■ ENTRIES SHOWN ■
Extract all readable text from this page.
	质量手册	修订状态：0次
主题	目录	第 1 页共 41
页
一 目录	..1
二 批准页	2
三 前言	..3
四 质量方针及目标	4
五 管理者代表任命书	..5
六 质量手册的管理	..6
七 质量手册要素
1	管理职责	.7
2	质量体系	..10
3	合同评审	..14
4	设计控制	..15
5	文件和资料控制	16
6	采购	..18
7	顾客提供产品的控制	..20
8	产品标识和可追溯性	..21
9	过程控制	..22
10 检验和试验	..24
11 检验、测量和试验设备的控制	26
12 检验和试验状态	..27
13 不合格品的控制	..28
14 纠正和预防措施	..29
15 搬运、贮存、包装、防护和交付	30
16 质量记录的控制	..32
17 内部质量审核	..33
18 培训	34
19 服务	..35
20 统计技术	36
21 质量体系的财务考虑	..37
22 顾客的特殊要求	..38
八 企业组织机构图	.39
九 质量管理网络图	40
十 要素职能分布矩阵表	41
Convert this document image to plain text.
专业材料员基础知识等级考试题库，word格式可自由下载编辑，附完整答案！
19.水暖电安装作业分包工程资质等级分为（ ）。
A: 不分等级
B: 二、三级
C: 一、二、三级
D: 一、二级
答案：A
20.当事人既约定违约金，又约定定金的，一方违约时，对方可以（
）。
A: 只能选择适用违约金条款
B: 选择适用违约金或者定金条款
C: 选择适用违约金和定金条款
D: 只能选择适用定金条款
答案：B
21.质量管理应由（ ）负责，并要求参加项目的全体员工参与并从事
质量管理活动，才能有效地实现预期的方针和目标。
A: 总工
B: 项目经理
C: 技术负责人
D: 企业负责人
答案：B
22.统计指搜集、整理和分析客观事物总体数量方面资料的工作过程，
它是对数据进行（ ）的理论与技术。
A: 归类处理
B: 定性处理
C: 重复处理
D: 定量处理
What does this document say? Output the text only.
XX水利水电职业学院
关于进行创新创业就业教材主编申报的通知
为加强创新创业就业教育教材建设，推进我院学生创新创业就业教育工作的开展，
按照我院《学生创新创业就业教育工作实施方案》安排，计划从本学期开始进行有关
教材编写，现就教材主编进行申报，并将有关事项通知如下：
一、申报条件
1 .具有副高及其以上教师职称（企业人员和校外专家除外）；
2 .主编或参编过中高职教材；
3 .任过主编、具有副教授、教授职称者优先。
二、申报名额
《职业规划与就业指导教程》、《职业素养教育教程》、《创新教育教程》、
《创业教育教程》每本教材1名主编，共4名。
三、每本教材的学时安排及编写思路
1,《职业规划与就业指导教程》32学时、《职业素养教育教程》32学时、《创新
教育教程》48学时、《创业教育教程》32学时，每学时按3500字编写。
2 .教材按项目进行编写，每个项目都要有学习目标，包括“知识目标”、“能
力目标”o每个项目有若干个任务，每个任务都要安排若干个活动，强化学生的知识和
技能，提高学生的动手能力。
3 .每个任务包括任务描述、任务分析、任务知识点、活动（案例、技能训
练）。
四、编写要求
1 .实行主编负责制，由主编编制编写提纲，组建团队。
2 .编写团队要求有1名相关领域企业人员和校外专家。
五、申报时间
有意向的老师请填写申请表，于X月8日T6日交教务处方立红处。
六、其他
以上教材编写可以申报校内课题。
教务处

■ WHAT YOU WILL DO ■
Every entry should be printed again exactly as written.

■ SOLUTION TO THE PROBLEM ■
Extract all readable text from this page.
	质量手册	修订状态：0次
主题	目录	第 1 页共 41
页
一 目录	..1
二 批准页	2
三 前言	..3
四 质量方针及目标	4
五 管理者代表任命书	..5
六 质量手册的管理	..6
七 质量手册要素
1	管理职责	.7
2	质量体系	..10
3	合同评审	..14
4	设计控制	..15
5	文件和资料控制	16
6	采购	..18
7	顾客提供产品的控制	..20
8	产品标识和可追溯性	..21
9	过程控制	..22
10 检验和试验	..24
11 检验、测量和试验设备的控制	26
12 检验和试验状态	..27
13 不合格品的控制	..28
14 纠正和预防措施	..29
15 搬运、贮存、包装、防护和交付	30
16 质量记录的控制	..32
17 内部质量审核	..33
18 培训	34
19 服务	..35
20 统计技术	36
21 质量体系的财务考虑	..37
22 顾客的特殊要求	..38
八 企业组织机构图	.39
九 质量管理网络图	40
十 要素职能分布矩阵表	41
Convert this document image to plain text.
专业材料员基础知识等级考试题库，word格式可自由下载编辑，附完整答案！
19.水暖电安装作业分包工程资质等级分为（ ）。
A: 不分等级
B: 二、三级
C: 一、二、三级
D: 一、二级
答案：A
20.当事人既约定违约金，又约定定金的，一方违约时，对方可以（
）。
A: 只能选择适用违约金条款
B: 选择适用违约金或者定金条款
C: 选择适用违约金和定金条款
D: 只能选择适用定金条款
答案：B
21.质量管理应由（ ）负责，并要求参加项目的全体员工参与并从事
质量管理活动，才能有效地实现预期的方针和目标。
A: 总工
B: 项目经理
C: 技术负责人
D: 企业负责人
答案：B
22.统计指搜集、整理和分析客观事物总体数量方面资料的工作过程，
它是对数据进行（ ）的理论与技术。
A: 归类处理
B: 定性处理
C: 重复处理
D: 定量处理
What does this document say? Output the text only.
XX水利水电职业学院
关于进行创新创业就业教材主编申报的通知
为加强创新创业就业教育教材建设，推进我院学生创新创业就业教育工作的开展，
按照我院《学生创新创业就业教育工作实施方案》安排，计划从本学期开始进行有关
教材编写，现就教材主编进行申报，并将有关事项通知如下：
一、申报条件
1 .具有副高及其以上教师职称（企业人员和校外专家除外）；
2 .主编或参编过中高职教材；
3 .任过主编、具有副教授、教授职称者优先。
二、申报名额
《职业规划与就业指导教程》、《职业素养教育教程》、《创新教育教程》、
《创业教育教程》每本教材1名主编，共4名。
三、每本教材的学时安排及编写思路
1,《职业规划与就业指导教程》32学时、《职业素养教育教程》32学时、《创新
教育教程》48学时、《创业教育教程》32学时，每学时按3500字编写。
2 .教材按项目进行编写，每个项目都要有学习目标，包括“知识目标”、“能
力目标”o每个项目有若干个任务，每个任务都要安排若干个活动，强化学生的知识和
技能，提高学生的动手能力。
3 .每个任务包括任务描述、任务分析、任务知识点、活动（案例、技能训
练）。
四、编写要求
1 .实行主编负责制，由主编编制编写提纲，组建团队。
2 .编写团队要求有1名相关领域企业人员和校外专家。
五、申报时间
有意向的老师请填写申请表，于X月8日T6日交教务处方立红处。
六、其他
以上教材编写可以申报校内课题。
教务处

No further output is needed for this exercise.